§ **PROMPT**
Copy each line in which the string "name" occurs.

::::

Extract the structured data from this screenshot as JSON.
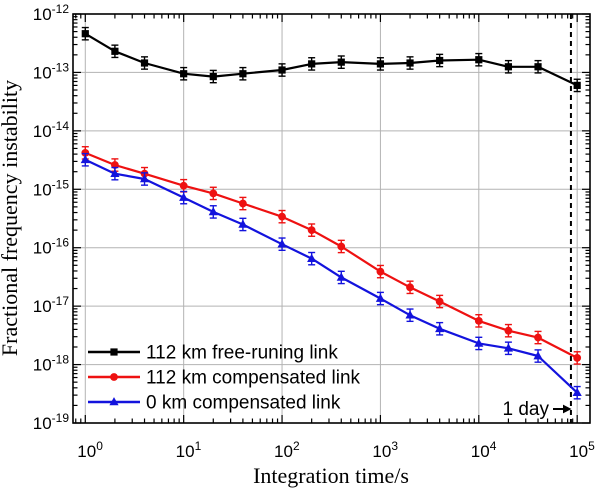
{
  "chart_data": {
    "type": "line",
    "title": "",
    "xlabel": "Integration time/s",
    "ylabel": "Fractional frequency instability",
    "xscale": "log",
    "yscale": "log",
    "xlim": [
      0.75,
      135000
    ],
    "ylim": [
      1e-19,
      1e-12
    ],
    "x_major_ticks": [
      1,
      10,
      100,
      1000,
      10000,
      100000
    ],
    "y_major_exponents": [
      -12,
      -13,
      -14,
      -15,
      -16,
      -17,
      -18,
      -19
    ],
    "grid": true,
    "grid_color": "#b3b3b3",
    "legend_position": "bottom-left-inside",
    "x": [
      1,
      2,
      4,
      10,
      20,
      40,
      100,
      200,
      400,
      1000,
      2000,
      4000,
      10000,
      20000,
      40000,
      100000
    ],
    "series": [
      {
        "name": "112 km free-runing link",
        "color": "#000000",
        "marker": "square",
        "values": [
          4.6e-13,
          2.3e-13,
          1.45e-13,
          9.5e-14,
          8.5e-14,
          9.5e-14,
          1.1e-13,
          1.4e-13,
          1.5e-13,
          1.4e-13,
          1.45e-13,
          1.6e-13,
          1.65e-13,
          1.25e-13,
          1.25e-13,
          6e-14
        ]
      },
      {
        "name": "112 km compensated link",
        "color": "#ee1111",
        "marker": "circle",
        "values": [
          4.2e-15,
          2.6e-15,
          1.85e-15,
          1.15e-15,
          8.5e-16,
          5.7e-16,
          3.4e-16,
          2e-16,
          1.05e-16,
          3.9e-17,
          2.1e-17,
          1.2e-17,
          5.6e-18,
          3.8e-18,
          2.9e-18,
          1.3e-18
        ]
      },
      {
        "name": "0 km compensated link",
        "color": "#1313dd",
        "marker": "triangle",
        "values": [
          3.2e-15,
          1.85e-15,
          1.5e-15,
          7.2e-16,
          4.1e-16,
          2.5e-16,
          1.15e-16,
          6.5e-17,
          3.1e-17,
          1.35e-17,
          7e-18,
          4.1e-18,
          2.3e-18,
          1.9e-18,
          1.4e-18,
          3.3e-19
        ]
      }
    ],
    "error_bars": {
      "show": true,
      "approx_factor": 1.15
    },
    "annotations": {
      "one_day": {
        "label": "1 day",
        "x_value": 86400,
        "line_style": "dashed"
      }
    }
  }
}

::::

§ **PROBLEM SOLUTION**
        "name": "112 km free-runing link",
        "name": "112 km compensated link",
        "name": "0 km compensated link",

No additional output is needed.